Work to do: Write down every entry below once more, exactly.

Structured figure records

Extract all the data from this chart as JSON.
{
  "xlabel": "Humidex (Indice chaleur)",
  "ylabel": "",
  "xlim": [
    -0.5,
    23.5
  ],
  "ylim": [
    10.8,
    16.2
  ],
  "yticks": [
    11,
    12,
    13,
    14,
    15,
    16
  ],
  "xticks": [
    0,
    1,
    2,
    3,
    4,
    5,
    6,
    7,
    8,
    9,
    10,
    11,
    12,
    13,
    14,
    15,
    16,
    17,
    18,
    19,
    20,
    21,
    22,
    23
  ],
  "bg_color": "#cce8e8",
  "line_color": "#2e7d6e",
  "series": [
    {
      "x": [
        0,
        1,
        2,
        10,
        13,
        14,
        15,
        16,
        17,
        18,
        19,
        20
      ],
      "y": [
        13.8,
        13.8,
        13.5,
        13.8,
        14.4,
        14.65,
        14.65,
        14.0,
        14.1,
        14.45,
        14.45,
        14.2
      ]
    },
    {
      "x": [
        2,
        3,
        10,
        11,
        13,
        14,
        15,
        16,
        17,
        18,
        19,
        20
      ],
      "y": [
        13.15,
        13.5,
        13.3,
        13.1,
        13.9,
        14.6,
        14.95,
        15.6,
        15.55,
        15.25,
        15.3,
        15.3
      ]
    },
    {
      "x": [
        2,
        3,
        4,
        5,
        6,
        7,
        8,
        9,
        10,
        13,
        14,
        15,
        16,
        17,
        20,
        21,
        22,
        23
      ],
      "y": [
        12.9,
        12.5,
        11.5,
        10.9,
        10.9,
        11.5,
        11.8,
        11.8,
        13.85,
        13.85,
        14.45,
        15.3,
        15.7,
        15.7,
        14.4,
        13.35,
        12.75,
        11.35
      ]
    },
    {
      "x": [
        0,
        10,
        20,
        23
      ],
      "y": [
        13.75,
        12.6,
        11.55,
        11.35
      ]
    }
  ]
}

Exercise response:
Extract all the data from this chart as JSON.
{
  "xlabel": "Humidex (Indice chaleur)",
  "ylabel": "",
  "xlim": [
    -0.5,
    23.5
  ],
  "ylim": [
    10.8,
    16.2
  ],
  "yticks": [
    11,
    12,
    13,
    14,
    15,
    16
  ],
  "xticks": [
    0,
    1,
    2,
    3,
    4,
    5,
    6,
    7,
    8,
    9,
    10,
    11,
    12,
    13,
    14,
    15,
    16,
    17,
    18,
    19,
    20,
    21,
    22,
    23
  ],
  "bg_color": "#cce8e8",
  "line_color": "#2e7d6e",
  "series": [
    {
      "x": [
        0,
        1,
        2,
        10,
        13,
        14,
        15,
        16,
        17,
        18,
        19,
        20
      ],
      "y": [
        13.8,
        13.8,
        13.5,
        13.8,
        14.4,
        14.65,
        14.65,
        14.0,
        14.1,
        14.45,
        14.45,
        14.2
      ]
    },
    {
      "x": [
        2,
        3,
        10,
        11,
        13,
        14,
        15,
        16,
        17,
        18,
        19,
        20
      ],
      "y": [
        13.15,
        13.5,
        13.3,
        13.1,
        13.9,
        14.6,
        14.95,
        15.6,
        15.55,
        15.25,
        15.3,
        15.3
      ]
    },
    {
      "x": [
        2,
        3,
        4,
        5,
        6,
        7,
        8,
        9,
        10,
        13,
        14,
        15,
        16,
        17,
        20,
        21,
        22,
        23
      ],
      "y": [
        12.9,
        12.5,
        11.5,
        10.9,
        10.9,
        11.5,
        11.8,
        11.8,
        13.85,
        13.85,
        14.45,
        15.3,
        15.7,
        15.7,
        14.4,
        13.35,
        12.75,
        11.35
      ]
    },
    {
      "x": [
        0,
        10,
        20,
        23
      ],
      "y": [
        13.75,
        12.6,
        11.55,
        11.35
      ]
    }
  ]
}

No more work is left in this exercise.